WRITTEN TASK:
Lines containing the word "style" are the ones to copy from the records below.

----

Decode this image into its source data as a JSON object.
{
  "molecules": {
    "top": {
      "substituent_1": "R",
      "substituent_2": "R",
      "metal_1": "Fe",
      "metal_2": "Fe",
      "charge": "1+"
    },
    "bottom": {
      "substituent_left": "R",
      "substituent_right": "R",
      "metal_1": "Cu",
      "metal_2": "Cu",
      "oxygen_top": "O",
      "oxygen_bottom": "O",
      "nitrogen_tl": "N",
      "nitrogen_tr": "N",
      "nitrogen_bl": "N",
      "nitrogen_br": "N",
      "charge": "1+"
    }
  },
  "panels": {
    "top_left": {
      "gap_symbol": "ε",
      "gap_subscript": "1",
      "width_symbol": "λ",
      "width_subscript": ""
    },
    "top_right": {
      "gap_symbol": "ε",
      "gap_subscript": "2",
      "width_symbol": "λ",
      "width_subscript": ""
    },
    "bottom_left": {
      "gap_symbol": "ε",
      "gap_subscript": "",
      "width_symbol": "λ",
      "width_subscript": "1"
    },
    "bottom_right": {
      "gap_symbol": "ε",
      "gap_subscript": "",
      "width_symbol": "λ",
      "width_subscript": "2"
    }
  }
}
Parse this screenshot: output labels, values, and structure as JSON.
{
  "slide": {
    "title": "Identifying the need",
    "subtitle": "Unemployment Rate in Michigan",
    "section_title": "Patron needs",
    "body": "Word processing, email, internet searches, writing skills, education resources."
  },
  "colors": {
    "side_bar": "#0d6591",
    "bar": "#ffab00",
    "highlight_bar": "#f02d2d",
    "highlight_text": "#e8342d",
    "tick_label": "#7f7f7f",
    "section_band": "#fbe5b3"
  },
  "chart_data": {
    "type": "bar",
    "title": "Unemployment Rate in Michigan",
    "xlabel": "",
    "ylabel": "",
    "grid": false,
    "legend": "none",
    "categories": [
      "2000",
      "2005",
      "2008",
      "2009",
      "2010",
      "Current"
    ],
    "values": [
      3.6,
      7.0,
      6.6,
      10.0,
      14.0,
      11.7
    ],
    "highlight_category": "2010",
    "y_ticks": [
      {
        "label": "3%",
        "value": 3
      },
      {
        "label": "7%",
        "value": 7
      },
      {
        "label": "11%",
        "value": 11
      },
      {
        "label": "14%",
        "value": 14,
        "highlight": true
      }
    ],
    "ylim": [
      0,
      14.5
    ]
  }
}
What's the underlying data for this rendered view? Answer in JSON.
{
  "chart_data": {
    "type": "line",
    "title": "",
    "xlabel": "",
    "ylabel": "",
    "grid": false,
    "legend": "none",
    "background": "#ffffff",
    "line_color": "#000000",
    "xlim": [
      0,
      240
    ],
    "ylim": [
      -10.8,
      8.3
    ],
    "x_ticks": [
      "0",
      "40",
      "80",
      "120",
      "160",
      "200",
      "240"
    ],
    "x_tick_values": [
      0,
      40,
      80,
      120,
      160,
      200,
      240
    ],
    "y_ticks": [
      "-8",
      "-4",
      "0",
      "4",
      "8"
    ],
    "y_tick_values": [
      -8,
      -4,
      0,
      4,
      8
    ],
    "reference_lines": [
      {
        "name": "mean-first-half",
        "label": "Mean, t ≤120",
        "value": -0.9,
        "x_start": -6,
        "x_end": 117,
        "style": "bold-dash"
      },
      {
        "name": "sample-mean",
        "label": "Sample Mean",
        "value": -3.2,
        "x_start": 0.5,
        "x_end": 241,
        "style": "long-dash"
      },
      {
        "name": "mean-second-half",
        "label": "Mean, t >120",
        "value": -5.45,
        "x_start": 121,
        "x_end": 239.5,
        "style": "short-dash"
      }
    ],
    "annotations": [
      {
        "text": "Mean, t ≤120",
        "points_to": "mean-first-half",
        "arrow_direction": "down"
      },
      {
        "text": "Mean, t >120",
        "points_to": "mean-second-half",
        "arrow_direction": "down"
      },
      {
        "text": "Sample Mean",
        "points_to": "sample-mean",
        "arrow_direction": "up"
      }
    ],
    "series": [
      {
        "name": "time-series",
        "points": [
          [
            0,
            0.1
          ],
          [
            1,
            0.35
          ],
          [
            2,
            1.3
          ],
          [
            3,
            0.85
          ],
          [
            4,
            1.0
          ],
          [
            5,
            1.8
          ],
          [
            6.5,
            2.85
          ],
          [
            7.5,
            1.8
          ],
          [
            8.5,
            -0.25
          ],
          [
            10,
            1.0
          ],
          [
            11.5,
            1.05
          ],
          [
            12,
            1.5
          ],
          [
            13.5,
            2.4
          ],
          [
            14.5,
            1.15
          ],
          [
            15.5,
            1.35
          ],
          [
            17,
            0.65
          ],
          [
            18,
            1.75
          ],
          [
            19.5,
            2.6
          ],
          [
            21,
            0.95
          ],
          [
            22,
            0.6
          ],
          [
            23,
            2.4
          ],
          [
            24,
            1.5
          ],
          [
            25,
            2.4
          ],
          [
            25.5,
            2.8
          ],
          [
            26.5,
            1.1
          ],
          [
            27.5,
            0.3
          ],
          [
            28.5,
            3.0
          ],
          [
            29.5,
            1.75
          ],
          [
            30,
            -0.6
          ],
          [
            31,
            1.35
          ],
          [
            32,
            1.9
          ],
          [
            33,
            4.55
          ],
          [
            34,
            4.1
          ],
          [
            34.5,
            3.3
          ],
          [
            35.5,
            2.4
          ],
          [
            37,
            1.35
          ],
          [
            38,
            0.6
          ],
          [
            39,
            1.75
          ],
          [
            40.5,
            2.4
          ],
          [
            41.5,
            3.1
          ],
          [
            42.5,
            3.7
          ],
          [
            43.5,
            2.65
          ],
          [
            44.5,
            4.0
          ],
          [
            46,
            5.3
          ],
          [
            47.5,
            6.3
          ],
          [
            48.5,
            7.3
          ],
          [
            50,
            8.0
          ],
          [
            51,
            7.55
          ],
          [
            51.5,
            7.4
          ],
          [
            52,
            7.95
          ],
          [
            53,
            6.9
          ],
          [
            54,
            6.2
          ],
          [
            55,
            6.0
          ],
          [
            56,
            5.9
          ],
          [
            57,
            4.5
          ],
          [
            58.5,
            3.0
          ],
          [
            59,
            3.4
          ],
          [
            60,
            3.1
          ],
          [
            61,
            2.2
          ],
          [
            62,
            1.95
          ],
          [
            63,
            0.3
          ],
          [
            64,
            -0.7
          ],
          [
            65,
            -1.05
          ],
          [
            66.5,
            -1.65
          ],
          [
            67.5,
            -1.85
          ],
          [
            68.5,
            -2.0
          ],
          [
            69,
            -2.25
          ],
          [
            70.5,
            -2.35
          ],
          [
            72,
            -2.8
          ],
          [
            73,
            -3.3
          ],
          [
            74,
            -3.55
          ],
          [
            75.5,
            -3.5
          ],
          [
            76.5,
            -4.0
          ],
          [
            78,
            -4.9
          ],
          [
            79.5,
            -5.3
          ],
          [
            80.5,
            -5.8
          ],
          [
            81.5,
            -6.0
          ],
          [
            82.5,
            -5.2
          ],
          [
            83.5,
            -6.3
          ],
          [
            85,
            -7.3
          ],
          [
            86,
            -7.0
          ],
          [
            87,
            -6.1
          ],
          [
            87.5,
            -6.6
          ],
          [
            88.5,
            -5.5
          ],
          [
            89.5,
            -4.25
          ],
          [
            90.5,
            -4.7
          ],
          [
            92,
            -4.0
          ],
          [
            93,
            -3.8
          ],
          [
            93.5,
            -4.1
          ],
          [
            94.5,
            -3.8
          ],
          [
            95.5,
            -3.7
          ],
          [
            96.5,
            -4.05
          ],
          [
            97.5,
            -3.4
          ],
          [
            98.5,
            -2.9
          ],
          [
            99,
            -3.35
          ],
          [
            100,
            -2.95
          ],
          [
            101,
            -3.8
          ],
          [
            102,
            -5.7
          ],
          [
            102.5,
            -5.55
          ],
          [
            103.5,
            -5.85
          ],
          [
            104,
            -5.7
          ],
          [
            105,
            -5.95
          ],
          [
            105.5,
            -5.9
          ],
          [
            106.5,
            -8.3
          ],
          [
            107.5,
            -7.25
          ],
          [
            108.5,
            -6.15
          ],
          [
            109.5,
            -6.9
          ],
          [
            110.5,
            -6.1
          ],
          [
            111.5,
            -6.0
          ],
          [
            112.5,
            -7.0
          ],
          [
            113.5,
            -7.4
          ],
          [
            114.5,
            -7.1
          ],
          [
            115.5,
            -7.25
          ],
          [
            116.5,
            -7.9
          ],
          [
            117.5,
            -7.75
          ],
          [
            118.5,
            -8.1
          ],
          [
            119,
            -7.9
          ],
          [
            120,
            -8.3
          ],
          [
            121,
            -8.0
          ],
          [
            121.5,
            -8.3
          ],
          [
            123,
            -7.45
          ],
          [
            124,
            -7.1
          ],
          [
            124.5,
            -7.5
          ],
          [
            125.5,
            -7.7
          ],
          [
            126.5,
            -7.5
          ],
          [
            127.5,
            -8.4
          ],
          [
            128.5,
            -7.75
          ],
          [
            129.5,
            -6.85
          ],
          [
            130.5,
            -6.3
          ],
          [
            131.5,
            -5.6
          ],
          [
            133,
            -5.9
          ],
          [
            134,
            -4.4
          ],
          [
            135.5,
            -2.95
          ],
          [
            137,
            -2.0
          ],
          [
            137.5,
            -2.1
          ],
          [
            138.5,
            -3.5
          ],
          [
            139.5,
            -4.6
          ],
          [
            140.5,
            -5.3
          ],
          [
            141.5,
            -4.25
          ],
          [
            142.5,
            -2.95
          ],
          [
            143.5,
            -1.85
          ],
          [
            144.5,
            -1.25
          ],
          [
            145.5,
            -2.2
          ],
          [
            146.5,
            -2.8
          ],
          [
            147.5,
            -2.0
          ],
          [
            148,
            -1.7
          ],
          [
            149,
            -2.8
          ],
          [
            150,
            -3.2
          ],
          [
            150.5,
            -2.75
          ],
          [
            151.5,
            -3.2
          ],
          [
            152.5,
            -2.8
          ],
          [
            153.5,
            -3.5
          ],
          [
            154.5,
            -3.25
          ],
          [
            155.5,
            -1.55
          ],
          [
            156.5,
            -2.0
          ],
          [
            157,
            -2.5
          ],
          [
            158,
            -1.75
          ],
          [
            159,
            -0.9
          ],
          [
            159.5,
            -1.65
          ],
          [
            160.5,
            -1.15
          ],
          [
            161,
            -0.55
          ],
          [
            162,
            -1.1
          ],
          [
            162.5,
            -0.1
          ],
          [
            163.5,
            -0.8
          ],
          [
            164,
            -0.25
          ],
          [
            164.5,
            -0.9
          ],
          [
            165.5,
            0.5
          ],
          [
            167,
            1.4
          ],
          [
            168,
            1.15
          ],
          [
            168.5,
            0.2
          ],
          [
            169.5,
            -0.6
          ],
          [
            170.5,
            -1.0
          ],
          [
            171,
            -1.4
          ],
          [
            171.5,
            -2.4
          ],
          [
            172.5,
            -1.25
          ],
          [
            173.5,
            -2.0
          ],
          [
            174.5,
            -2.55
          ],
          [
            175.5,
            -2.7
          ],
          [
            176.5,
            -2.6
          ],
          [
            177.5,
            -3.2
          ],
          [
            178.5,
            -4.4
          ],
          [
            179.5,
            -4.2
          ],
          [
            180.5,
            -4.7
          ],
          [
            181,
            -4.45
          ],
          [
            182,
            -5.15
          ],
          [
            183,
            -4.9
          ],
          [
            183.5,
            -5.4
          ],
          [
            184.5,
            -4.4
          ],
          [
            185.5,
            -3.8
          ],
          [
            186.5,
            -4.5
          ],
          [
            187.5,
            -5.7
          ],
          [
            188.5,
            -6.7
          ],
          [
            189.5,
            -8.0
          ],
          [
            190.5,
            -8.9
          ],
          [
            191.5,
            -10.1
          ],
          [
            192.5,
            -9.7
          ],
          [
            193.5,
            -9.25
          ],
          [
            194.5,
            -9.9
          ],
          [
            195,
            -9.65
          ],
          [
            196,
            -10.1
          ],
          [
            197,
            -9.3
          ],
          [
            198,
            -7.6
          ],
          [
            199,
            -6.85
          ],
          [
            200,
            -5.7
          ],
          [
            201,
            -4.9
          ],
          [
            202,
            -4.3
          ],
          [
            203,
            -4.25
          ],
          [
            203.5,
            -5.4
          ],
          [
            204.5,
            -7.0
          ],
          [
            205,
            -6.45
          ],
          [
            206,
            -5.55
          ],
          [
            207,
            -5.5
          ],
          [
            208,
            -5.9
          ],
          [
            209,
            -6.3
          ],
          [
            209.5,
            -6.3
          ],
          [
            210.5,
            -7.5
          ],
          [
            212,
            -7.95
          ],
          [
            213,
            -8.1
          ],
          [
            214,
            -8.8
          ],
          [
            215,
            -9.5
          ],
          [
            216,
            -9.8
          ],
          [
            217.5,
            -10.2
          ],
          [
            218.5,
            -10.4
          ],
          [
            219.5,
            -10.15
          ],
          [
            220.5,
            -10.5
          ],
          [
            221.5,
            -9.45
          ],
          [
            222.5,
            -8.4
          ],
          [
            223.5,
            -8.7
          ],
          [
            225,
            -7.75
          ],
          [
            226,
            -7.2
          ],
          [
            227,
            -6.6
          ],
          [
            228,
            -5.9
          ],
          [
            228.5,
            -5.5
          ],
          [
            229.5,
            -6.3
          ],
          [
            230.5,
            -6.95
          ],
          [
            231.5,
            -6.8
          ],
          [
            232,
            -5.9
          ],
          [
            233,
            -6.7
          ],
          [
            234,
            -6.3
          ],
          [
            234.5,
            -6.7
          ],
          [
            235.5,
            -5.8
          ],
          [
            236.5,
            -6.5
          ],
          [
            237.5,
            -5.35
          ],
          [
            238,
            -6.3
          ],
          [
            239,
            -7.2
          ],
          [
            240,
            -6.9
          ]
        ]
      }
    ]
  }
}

----

CORRECT ANSWER:
        "style": "bold-dash"
        "style": "long-dash"
        "style": "short-dash"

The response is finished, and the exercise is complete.